▸ Estratto pagina:
Poche ore e su quella strada, dove un raid aereo israeliano ha colpito un convoglio umanitario e ucciso sette operatori di World Central Kitchen (Wck), poteva esserci Federico Dessi, direttore regionale per il Medioriente della ong Humanity & Inclusion. Insieme ad altri operatori Dessi, entrato mercoledì nella Striscia di Gaza, sarebbe dovuto partire alle 8 di mattina e percorrere la stessa strada che porta verso Deir al-Balah nella cosiddetta Middle Area. Lo racconta lo stesso Dessi ad Adnkronos spiegando che ”la missione è stata sospesa per capire la dinamica dell’incidente e le ragioni per cui gli israeliani hanno bombardato un convoglio umanitario”. Dessi spiega che ”dovevamo andare a Deir al-Balah, nella Middle Area, la stessa città da cui sono partiti ieri sera i colleghi che sono stati uccisi”.

▸ Sezione dati:
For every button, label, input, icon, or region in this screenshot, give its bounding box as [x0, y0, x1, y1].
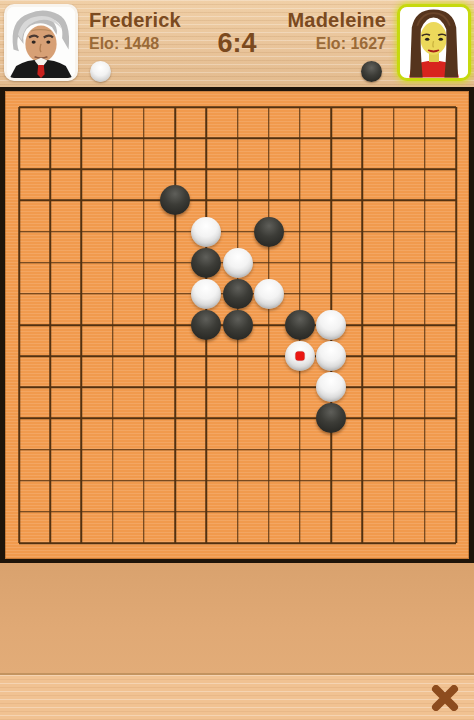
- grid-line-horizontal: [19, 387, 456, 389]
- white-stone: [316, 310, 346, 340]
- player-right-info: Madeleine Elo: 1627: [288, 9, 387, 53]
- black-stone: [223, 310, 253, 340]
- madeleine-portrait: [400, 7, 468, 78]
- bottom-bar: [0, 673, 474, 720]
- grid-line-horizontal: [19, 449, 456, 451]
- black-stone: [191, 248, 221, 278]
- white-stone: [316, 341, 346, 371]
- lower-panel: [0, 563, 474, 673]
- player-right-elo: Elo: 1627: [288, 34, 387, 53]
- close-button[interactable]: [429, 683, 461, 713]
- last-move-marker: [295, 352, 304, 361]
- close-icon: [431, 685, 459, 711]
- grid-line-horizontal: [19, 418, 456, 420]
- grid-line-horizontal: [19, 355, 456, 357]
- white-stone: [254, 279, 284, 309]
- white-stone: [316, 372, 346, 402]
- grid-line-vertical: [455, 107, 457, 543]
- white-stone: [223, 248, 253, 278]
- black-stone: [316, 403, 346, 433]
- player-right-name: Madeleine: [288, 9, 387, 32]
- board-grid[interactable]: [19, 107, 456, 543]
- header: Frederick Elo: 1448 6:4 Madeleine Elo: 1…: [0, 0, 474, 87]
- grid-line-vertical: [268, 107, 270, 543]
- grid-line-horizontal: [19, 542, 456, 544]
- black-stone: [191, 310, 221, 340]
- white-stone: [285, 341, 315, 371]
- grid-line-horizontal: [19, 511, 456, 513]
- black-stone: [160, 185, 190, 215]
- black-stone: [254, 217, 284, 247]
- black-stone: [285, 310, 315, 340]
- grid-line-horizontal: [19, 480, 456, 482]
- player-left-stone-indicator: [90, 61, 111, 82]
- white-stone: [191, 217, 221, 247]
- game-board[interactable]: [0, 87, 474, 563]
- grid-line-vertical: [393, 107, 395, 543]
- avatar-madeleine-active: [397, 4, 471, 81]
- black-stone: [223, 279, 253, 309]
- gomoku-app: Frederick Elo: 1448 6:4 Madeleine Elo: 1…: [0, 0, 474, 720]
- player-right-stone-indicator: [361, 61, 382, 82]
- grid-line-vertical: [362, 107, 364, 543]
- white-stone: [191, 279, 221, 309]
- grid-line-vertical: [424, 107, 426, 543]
...
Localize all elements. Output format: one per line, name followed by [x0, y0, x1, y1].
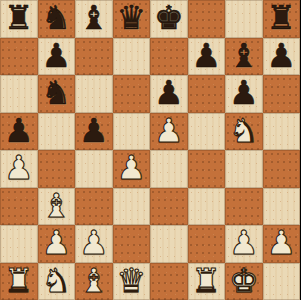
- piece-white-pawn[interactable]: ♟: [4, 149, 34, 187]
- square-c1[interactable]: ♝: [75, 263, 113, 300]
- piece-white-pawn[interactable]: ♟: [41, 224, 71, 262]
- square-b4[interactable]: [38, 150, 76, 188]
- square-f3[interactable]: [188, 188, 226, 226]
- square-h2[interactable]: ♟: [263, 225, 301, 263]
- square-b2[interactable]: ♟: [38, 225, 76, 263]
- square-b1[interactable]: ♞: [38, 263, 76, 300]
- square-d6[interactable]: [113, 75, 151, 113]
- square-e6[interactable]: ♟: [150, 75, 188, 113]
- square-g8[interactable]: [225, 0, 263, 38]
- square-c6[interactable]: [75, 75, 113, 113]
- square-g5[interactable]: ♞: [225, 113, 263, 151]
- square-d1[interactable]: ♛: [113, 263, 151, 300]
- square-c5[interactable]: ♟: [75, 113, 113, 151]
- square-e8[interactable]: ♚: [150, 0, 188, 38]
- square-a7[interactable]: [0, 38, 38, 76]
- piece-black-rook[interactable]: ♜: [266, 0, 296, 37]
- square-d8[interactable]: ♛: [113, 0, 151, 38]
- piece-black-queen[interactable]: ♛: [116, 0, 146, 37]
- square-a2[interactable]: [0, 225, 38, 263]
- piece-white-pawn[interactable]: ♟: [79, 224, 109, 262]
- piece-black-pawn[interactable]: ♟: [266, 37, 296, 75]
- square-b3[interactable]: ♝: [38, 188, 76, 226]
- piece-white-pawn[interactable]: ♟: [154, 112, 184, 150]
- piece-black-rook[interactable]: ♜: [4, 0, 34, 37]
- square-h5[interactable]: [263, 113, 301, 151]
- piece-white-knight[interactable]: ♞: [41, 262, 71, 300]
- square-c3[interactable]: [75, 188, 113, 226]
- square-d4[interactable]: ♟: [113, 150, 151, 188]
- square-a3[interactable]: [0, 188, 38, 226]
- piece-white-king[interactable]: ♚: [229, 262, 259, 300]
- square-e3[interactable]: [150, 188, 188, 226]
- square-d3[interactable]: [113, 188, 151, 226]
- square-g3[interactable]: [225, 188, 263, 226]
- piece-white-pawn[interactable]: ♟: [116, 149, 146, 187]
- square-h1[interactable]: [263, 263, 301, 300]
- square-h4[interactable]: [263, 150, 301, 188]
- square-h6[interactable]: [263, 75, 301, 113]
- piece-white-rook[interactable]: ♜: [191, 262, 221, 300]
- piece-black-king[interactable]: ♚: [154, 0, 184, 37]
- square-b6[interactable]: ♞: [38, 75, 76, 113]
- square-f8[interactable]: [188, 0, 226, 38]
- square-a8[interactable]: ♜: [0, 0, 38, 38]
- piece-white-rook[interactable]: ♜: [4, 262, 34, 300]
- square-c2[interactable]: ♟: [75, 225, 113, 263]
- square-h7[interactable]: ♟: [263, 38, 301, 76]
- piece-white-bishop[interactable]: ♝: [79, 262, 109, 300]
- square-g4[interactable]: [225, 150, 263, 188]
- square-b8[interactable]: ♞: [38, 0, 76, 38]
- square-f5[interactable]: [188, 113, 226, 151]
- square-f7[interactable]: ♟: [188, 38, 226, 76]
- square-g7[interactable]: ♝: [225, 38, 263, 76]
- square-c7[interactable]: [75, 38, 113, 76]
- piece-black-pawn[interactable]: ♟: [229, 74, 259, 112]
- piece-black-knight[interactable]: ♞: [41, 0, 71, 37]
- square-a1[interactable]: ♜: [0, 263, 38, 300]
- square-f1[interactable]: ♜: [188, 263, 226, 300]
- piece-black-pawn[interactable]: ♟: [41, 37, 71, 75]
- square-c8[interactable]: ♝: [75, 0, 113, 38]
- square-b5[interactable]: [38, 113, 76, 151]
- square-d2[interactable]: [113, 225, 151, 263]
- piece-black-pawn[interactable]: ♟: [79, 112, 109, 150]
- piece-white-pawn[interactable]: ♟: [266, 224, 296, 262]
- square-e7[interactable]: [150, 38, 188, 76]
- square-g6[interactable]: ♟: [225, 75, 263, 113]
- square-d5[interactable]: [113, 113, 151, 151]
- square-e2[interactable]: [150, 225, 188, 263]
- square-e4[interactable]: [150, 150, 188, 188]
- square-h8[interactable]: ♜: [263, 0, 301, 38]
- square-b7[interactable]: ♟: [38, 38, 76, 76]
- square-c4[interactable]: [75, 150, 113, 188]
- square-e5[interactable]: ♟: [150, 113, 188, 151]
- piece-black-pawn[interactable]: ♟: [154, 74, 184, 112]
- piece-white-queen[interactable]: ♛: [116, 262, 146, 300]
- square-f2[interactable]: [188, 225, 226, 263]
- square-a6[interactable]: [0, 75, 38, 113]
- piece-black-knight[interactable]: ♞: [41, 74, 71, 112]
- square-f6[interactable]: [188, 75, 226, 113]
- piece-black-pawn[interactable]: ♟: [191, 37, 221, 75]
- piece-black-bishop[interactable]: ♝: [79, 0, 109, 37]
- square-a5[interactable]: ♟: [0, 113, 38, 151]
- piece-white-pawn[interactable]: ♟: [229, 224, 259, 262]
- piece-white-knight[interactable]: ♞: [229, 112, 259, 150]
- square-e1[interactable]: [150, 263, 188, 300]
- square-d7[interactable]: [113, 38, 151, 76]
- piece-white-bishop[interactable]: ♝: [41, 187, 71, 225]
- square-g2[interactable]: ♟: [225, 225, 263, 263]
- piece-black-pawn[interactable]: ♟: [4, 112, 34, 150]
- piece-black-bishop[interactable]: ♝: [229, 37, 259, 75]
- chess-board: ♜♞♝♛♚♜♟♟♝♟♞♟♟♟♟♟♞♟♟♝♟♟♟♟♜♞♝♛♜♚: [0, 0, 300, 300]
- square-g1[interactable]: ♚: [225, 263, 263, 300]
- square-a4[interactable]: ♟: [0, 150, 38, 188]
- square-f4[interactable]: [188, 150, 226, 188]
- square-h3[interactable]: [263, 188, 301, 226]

▸ Consegna 1:
Quali luoghi geografici sono nominati nel testo sul raid contro il convoglio umanitario? Riportali tutti.
▸ Consegna 2:
Converti in una tabella Markdown con le colonne Num e Contenuto le righe dei record che vanno dalla riga con "- grid-line-horizontal: [19, 387, 456, 389]" fino alla riga con "- player-right-elo: Elo: 1627: [288, 34, 387, 53]" compresa, tralasciando le righe vuote.

▸ Risposta 1:
- Medioriente
- Striscia di Gaza
- Deir al-Balah
- Middle Area

▸ Risposta 2:
| Num | Contenuto |
|---|---|
| 1 | - grid-line-horizontal: [19, 387, 456, 389] |
| 2 | - white-stone: [316, 310, 346, 340] |
| 3 | - player-right-info: Madeleine Elo: 1627: [288, 9, 387, 53] |
| 4 | - black-stone: [223, 310, 253, 340] |
| 5 | - madeleine-portrait: [400, 7, 468, 78] |
| 6 | - bottom-bar: [0, 673, 474, 720] |
| 7 | - grid-line-horizontal: [19, 449, 456, 451] |
| 8 | - black-stone: [191, 248, 221, 278] |
| 9 | - white-stone: [316, 341, 346, 371] |
| 10 | - lower-panel: [0, 563, 474, 673] |
| 11 | - player-right-elo: Elo: 1627: [288, 34, 387, 53] |